▶ [GIVEN DATA]

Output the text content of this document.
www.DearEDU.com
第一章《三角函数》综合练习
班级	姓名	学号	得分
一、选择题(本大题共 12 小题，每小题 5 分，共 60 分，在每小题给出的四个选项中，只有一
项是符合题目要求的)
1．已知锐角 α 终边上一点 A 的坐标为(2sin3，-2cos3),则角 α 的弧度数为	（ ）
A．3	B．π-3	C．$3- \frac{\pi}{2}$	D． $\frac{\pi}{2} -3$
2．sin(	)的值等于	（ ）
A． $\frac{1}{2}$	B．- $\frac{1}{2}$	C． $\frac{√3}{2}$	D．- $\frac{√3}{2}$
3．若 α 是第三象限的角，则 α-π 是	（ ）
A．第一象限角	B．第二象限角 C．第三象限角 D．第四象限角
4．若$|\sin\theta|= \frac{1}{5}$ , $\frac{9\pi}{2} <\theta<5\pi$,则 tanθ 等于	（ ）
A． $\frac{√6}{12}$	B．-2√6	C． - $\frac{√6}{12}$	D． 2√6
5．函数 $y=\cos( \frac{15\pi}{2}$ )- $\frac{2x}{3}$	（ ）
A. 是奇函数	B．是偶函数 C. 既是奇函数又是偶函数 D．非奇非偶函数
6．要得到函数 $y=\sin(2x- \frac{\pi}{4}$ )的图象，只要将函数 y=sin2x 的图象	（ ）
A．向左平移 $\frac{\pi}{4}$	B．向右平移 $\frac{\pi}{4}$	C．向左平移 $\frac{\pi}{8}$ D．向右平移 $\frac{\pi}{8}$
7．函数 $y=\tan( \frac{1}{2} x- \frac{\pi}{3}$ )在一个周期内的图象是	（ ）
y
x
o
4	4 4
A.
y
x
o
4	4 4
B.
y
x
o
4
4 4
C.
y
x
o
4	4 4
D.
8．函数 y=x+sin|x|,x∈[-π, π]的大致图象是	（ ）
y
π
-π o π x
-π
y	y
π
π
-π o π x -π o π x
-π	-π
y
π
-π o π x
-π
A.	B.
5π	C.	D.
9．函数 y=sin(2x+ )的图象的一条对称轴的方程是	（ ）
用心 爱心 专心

▶ [WHAT NEEDS TO BE DONE] Reproduce each line verbatim.

▶ [COMPLETED EXERCISE]
Output the text content of this document.
www.DearEDU.com
第一章《三角函数》综合练习
班级	姓名	学号	得分
一、选择题(本大题共 12 小题，每小题 5 分，共 60 分，在每小题给出的四个选项中，只有一
项是符合题目要求的)
1．已知锐角 α 终边上一点 A 的坐标为(2sin3，-2cos3),则角 α 的弧度数为	（ ）
A．3	B．π-3	C．$3- \frac{\pi}{2}$	D． $\frac{\pi}{2} -3$
2．sin(	)的值等于	（ ）
A． $\frac{1}{2}$	B．- $\frac{1}{2}$	C． $\frac{√3}{2}$	D．- $\frac{√3}{2}$
3．若 α 是第三象限的角，则 α-π 是	（ ）
A．第一象限角	B．第二象限角 C．第三象限角 D．第四象限角
4．若$|\sin\theta|= \frac{1}{5}$ , $\frac{9\pi}{2} <\theta<5\pi$,则 tanθ 等于	（ ）
A． $\frac{√6}{12}$	B．-2√6	C． - $\frac{√6}{12}$	D． 2√6
5．函数 $y=\cos( \frac{15\pi}{2}$ )- $\frac{2x}{3}$	（ ）
A. 是奇函数	B．是偶函数 C. 既是奇函数又是偶函数 D．非奇非偶函数
6．要得到函数 $y=\sin(2x- \frac{\pi}{4}$ )的图象，只要将函数 y=sin2x 的图象	（ ）
A．向左平移 $\frac{\pi}{4}$	B．向右平移 $\frac{\pi}{4}$	C．向左平移 $\frac{\pi}{8}$ D．向右平移 $\frac{\pi}{8}$
7．函数 $y=\tan( \frac{1}{2} x- \frac{\pi}{3}$ )在一个周期内的图象是	（ ）
y
x
o
4	4 4
A.
y
x
o
4	4 4
B.
y
x
o
4
4 4
C.
y
x
o
4	4 4
D.
8．函数 y=x+sin|x|,x∈[-π, π]的大致图象是	（ ）
y
π
-π o π x
-π
y	y
π
π
-π o π x -π o π x
-π	-π
y
π
-π o π x
-π
A.	B.
5π	C.	D.
9．函数 y=sin(2x+ )的图象的一条对称轴的方程是	（ ）
用心 爱心 专心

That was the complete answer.